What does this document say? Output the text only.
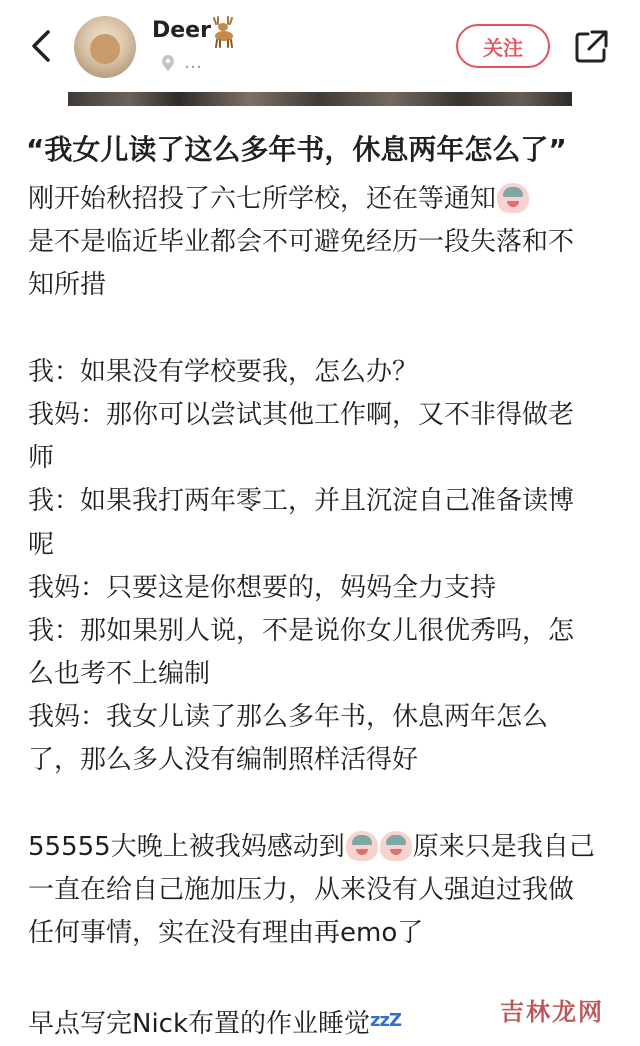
Deer
…
关注
“我女儿读了这么多年书，休息两年怎么了”
刚开始秋招投了六七所学校，还在等通知
是不是临近毕业都会不可避免经历一段失落和不
知所措
我：如果没有学校要我，怎么办？
我妈：那你可以尝试其他工作啊，又不非得做老
师
我：如果我打两年零工，并且沉淀自己准备读博
呢
我妈：只要这是你想要的，妈妈全力支持
我：那如果别人说，不是说你女儿很优秀吗，怎
么也考不上编制
我妈：我女儿读了那么多年书，休息两年怎么
了，那么多人没有编制照样活得好
55555大晚上被我妈感动到	原来只是我自己
一直在给自己施加压力，从来没有人强迫过我做
任何事情，实在没有理由再emo了
早点写完Nick布置的作业睡觉$^{zzZ}$	吉林龙网
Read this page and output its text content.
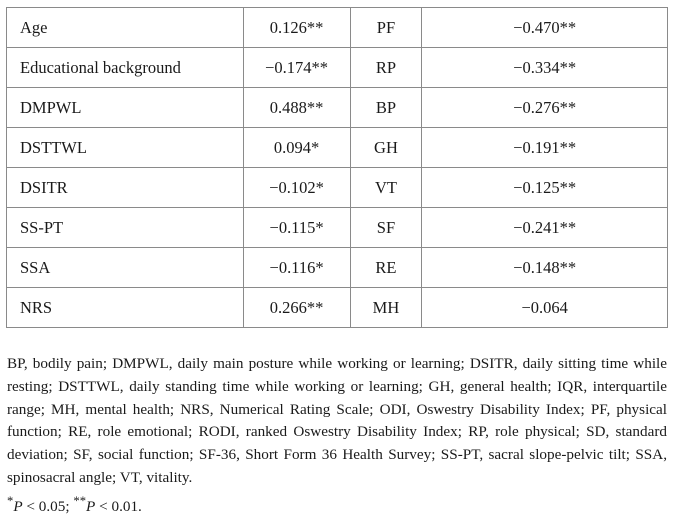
Age	0.126**	PF	−0.470**
Educational background	−0.174**	RP	−0.334**
DMPWL	0.488**	BP	−0.276**
DSTTWL	0.094*	GH	−0.191**
DSITR	−0.102*	VT	−0.125**
SS-PT	−0.115*	SF	−0.241**
SSA	−0.116*	RE	−0.148**
NRS	0.266**	MH	−0.064

BP, bodily pain; DMPWL, daily main posture while working or learning; DSITR, daily sitting time while resting; DSTTWL, daily standing time while working or learning; GH, general health; IQR, interquartile range; MH, mental health; NRS, Numerical Rating Scale; ODI, Oswestry Disability Index; PF, physical function; RE, role emotional; RODI, ranked Oswestry Disability Index; RP, role physical; SD, standard deviation; SF, social function; SF-36, Short Form 36 Health Survey; SS-PT, sacral slope-pelvic tilt; SSA, spinosacral angle; VT, vitality.

*P < 0.05; **P < 0.01.
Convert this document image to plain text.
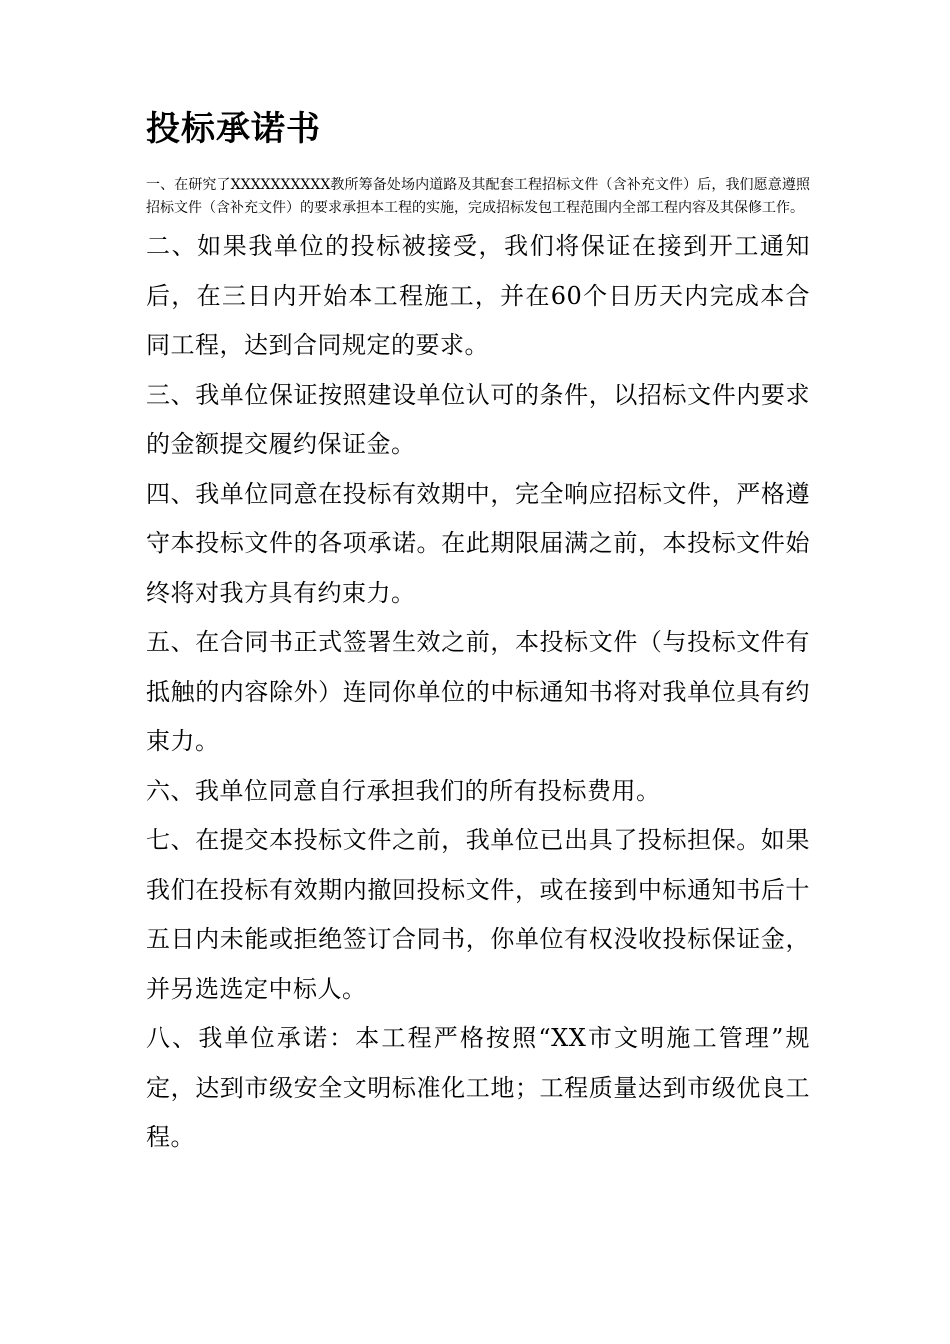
投标承诺书

一、在研究了XXXXXXXXXX教所筹备处场内道路及其配套工程招标文件（含补充文件）后，我们愿意遵照招标文件（含补充文件）的要求承担本工程的实施，完成招标发包工程范围内全部工程内容及其保修工作。

二、如果我单位的投标被接受，我们将保证在接到开工通知后，在三日内开始本工程施工，并在60个日历天内完成本合同工程，达到合同规定的要求。

三、我单位保证按照建设单位认可的条件，以招标文件内要求的金额提交履约保证金。

四、我单位同意在投标有效期中，完全响应招标文件，严格遵守本投标文件的各项承诺。在此期限届满之前，本投标文件始终将对我方具有约束力。

五、在合同书正式签署生效之前，本投标文件（与投标文件有抵触的内容除外）连同你单位的中标通知书将对我单位具有约束力。

六、我单位同意自行承担我们的所有投标费用。

七、在提交本投标文件之前，我单位已出具了投标担保。如果我们在投标有效期内撤回投标文件，或在接到中标通知书后十五日内未能或拒绝签订合同书，你单位有权没收投标保证金，并另选选定中标人。

八、我单位承诺：本工程严格按照“XX市文明施工管理”规定，达到市级安全文明标准化工地；工程质量达到市级优良工程。
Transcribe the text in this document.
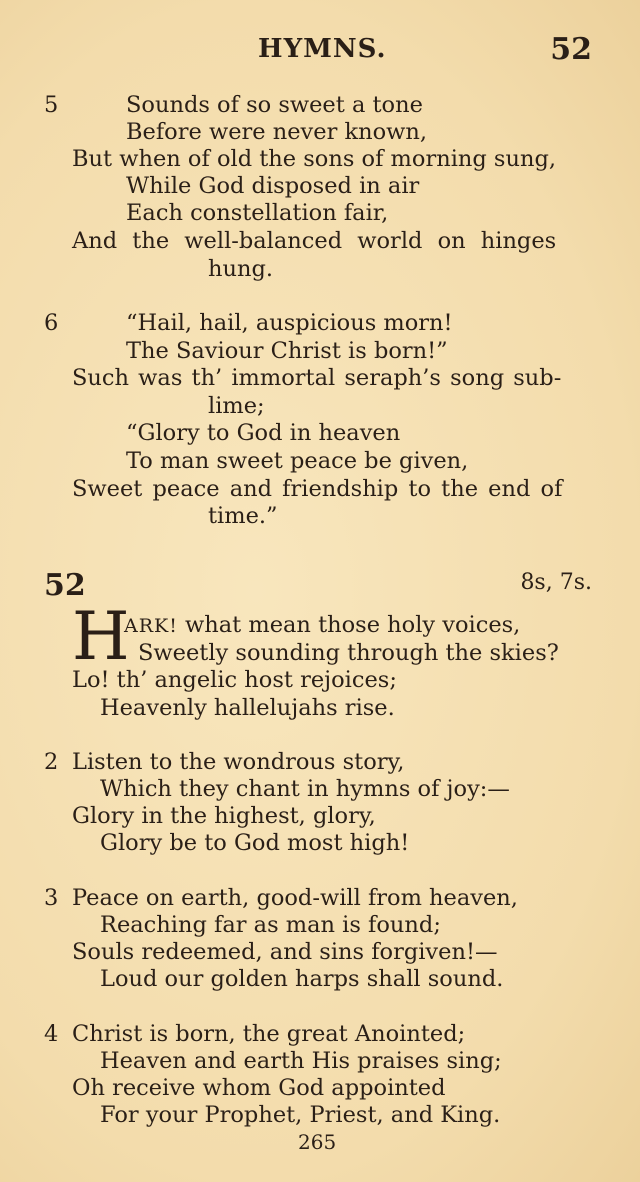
HYMNS.	52
5	Sounds of so sweet a tone
Before were never known,
But when of old the sons of morning sung,
While God disposed in air
Each constellation fair,
And the well-balanced world on hinges
hung.
6	“Hail, hail, auspicious morn!
The Saviour Christ is born!”
Such was th’ immortal seraph’s song sub-
lime;
“Glory to God in heaven
To man sweet peace be given,
Sweet peace and friendship to the end of
time.”
52	8s, 7s.
H
ARK! what mean those holy voices,
Sweetly sounding through the skies?
Lo! th’ angelic host rejoices;
Heavenly hallelujahs rise.
2 Listen to the wondrous story,
Which they chant in hymns of joy:—
Glory in the highest, glory,
Glory be to God most high!
3 Peace on earth, good-will from heaven,
Reaching far as man is found;
Souls redeemed, and sins forgiven!—
Loud our golden harps shall sound.
4 Christ is born, the great Anointed;
Heaven and earth His praises sing;
Oh receive whom God appointed
For your Prophet, Priest, and King.
265
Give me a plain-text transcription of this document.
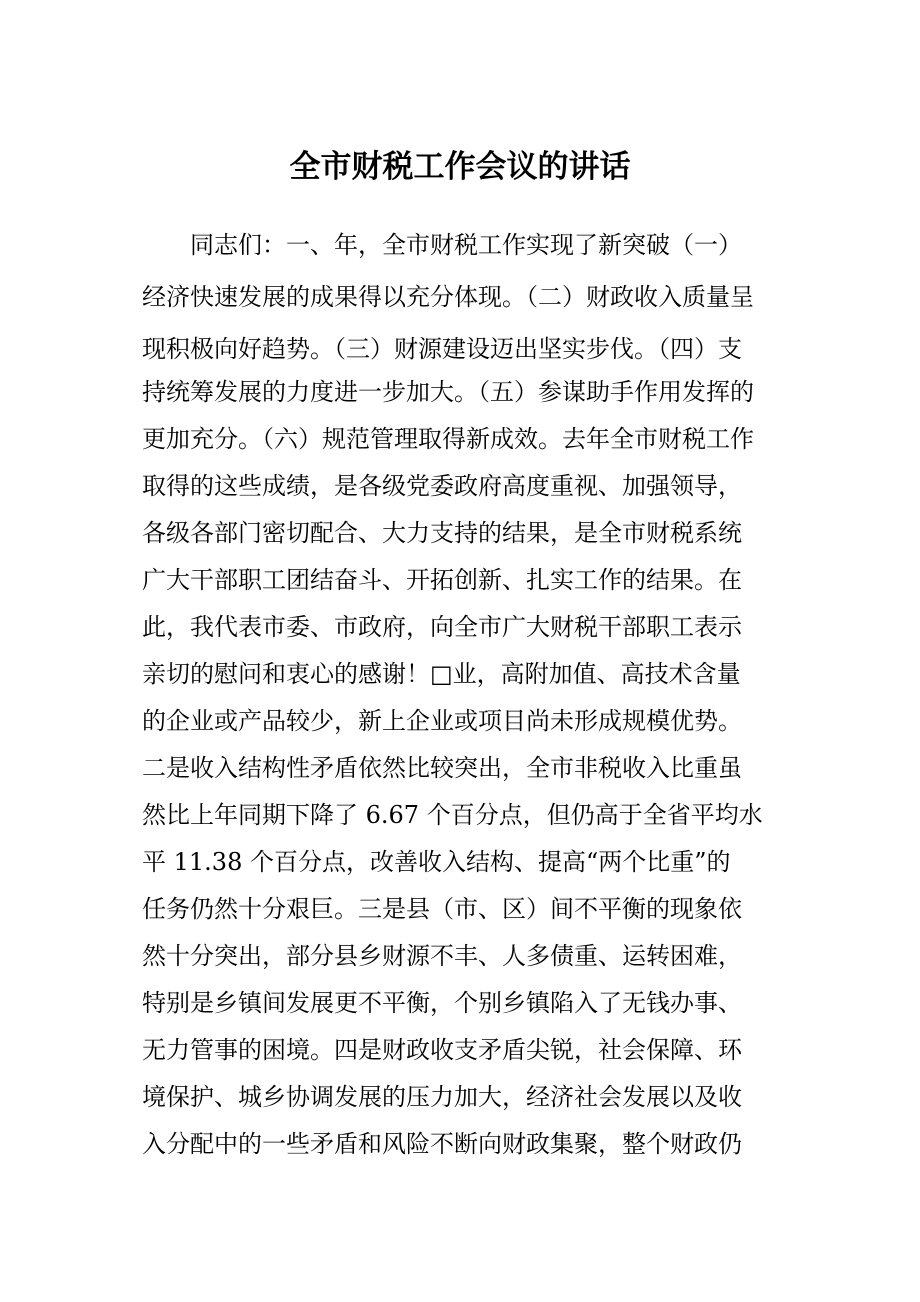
全市财税工作会议的讲话
同志们：一、年，全市财税工作实现了新突破（一）
经济快速发展的成果得以充分体现。（二）财政收入质量呈
现积极向好趋势。（三）财源建设迈出坚实步伐。（四）支
持统筹发展的力度进一步加大。（五）参谋助手作用发挥的
更加充分。（六）规范管理取得新成效。去年全市财税工作
取得的这些成绩，是各级党委政府高度重视、加强领导，
各级各部门密切配合、大力支持的结果，是全市财税系统
广大干部职工团结奋斗、开拓创新、扎实工作的结果。在
此，我代表市委、市政府，向全市广大财税干部职工表示
亲切的慰问和衷心的感谢！□业，高附加值、高技术含量
的企业或产品较少，新上企业或项目尚未形成规模优势。
二是收入结构性矛盾依然比较突出，全市非税收入比重虽
然比上年同期下降了 6.67 个百分点，但仍高于全省平均水
平 11.38 个百分点，改善收入结构、提高“两个比重”的
任务仍然十分艰巨。三是县（市、区）间不平衡的现象依
然十分突出，部分县乡财源不丰、人多债重、运转困难，
特别是乡镇间发展更不平衡，个别乡镇陷入了无钱办事、
无力管事的困境。四是财政收支矛盾尖锐，社会保障、环
境保护、城乡协调发展的压力加大，经济社会发展以及收
入分配中的一些矛盾和风险不断向财政集聚，整个财政仍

### Task objective
Go through the records and gather the lines that hold "plain".

### Written reply
Convert this document image to plain text.
Give me a plain-text transcription of this document.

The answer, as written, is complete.